[YOUR OBJECTIVE]:
Report each line of the data that has "Plenums" somewhere in it.

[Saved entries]
———
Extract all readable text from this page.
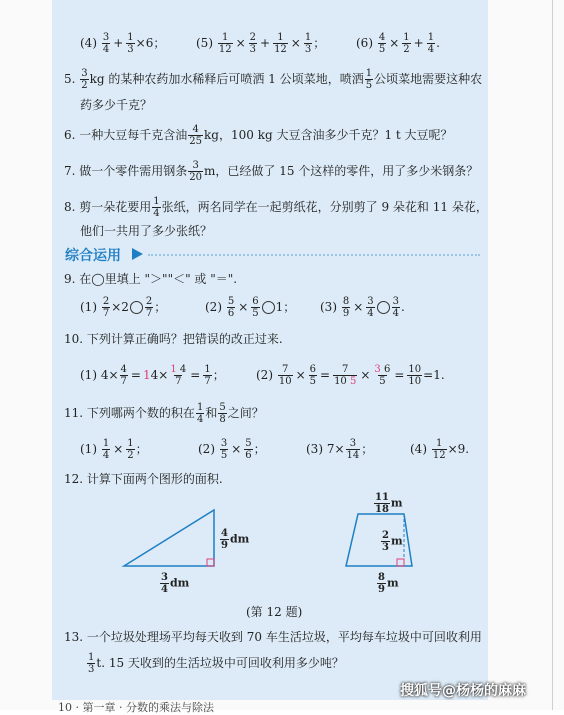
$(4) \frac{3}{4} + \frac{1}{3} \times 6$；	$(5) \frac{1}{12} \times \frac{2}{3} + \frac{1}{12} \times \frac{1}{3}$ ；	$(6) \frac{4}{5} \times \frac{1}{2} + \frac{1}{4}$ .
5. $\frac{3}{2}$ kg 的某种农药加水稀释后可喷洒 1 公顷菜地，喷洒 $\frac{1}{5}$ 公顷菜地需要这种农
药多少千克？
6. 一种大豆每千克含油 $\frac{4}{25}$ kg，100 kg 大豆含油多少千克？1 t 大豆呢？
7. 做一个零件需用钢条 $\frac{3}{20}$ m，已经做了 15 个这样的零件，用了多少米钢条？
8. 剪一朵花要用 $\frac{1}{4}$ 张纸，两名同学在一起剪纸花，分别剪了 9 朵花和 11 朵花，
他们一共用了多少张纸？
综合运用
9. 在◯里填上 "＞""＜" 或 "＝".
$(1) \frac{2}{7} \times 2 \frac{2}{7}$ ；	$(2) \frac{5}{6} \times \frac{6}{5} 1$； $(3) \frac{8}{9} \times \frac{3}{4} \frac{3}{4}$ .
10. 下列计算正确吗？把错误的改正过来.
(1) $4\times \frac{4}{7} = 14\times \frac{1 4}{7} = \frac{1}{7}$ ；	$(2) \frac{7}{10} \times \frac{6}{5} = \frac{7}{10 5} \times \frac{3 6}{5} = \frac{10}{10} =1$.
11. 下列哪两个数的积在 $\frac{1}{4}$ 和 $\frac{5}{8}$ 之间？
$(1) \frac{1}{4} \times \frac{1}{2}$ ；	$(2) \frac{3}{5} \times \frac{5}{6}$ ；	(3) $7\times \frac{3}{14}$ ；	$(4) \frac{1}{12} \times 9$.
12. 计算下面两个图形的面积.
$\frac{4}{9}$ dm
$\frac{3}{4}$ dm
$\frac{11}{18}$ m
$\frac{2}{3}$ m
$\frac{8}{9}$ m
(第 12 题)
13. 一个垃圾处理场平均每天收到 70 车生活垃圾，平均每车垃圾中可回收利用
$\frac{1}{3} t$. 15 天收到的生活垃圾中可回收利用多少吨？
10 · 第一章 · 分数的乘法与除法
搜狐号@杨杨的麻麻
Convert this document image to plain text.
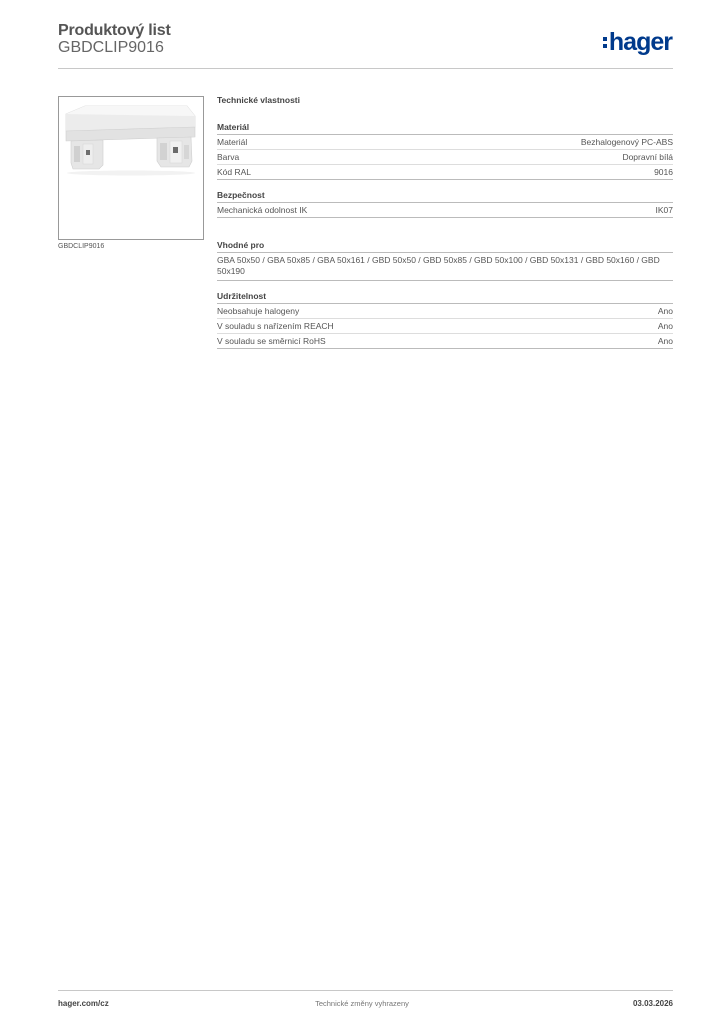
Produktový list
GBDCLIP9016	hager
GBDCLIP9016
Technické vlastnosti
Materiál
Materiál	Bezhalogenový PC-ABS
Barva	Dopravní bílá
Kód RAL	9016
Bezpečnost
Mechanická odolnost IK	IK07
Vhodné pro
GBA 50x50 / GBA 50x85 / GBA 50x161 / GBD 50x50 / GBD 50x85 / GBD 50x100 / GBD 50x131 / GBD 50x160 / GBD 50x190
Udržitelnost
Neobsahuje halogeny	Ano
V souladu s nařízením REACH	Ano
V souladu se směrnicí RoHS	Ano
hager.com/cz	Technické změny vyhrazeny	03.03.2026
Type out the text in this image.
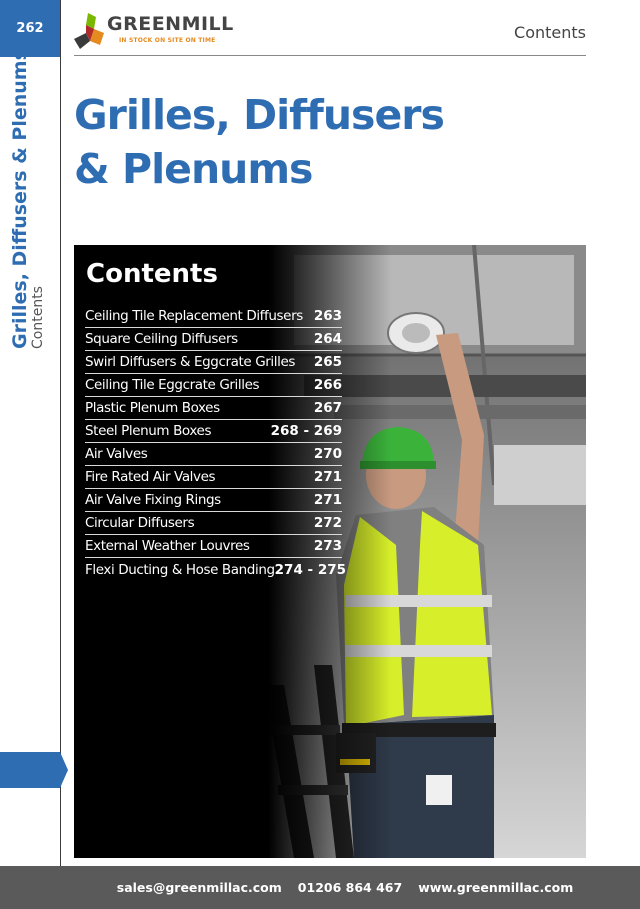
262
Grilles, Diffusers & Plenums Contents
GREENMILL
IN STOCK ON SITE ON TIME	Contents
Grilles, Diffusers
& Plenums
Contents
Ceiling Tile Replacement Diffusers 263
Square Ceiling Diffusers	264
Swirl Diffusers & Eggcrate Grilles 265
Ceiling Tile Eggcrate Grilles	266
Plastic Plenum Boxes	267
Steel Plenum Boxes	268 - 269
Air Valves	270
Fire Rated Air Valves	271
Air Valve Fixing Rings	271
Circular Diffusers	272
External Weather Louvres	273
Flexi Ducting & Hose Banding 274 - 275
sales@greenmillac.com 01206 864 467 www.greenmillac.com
———
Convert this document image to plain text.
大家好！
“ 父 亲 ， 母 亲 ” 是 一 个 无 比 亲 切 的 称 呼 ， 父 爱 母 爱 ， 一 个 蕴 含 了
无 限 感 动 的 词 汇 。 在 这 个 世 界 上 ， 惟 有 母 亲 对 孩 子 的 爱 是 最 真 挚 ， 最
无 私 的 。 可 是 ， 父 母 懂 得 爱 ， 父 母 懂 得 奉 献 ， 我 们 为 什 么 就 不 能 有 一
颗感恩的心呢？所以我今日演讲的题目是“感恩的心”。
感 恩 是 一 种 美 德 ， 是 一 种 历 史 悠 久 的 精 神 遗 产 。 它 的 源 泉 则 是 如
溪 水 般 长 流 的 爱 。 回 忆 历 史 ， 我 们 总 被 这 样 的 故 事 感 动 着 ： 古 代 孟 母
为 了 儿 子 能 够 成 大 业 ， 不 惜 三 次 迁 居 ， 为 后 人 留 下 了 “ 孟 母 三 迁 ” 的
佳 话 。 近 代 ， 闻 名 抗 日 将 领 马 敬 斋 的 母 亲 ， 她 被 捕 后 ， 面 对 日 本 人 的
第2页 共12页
———
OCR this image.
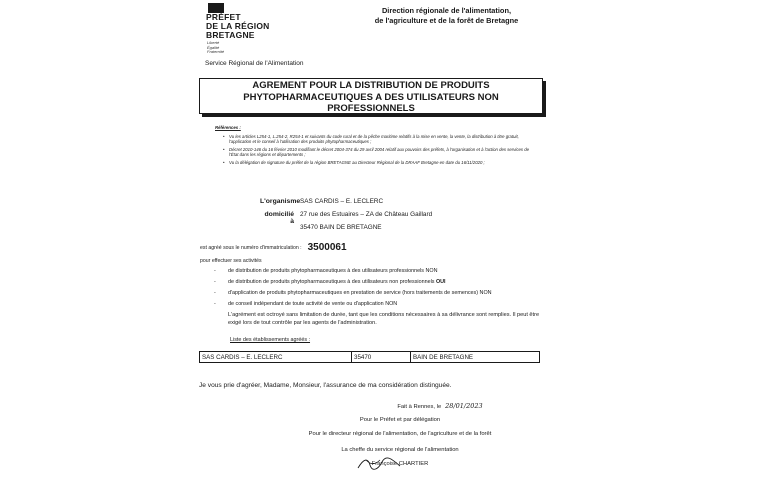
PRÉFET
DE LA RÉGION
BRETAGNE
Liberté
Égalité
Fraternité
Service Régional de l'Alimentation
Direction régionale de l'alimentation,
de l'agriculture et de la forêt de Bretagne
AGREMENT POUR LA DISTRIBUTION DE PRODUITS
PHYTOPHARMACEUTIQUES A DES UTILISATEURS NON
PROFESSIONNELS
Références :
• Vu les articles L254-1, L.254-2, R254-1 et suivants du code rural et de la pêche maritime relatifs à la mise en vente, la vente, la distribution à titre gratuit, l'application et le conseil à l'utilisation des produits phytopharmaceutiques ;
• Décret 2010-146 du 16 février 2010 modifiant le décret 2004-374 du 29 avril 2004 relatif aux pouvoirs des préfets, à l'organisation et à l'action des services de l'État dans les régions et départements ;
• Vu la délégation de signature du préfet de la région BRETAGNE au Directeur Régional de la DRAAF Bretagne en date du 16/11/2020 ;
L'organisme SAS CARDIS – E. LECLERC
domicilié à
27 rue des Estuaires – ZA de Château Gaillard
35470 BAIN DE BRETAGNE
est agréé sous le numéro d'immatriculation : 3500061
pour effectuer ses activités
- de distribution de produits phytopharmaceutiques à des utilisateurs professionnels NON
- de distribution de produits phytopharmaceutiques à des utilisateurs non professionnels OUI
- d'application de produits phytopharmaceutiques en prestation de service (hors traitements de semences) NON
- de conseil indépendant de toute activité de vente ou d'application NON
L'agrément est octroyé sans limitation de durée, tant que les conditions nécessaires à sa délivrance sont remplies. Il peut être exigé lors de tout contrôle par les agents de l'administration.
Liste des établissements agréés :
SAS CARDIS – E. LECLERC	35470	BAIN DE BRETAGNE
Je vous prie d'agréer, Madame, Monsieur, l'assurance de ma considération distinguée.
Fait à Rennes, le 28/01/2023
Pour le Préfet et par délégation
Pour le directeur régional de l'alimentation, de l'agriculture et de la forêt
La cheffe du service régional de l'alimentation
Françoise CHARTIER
———
[REPLY TO THE EXERCISE]:
Grilles, Diffusers & Plenums Contents
& Plenums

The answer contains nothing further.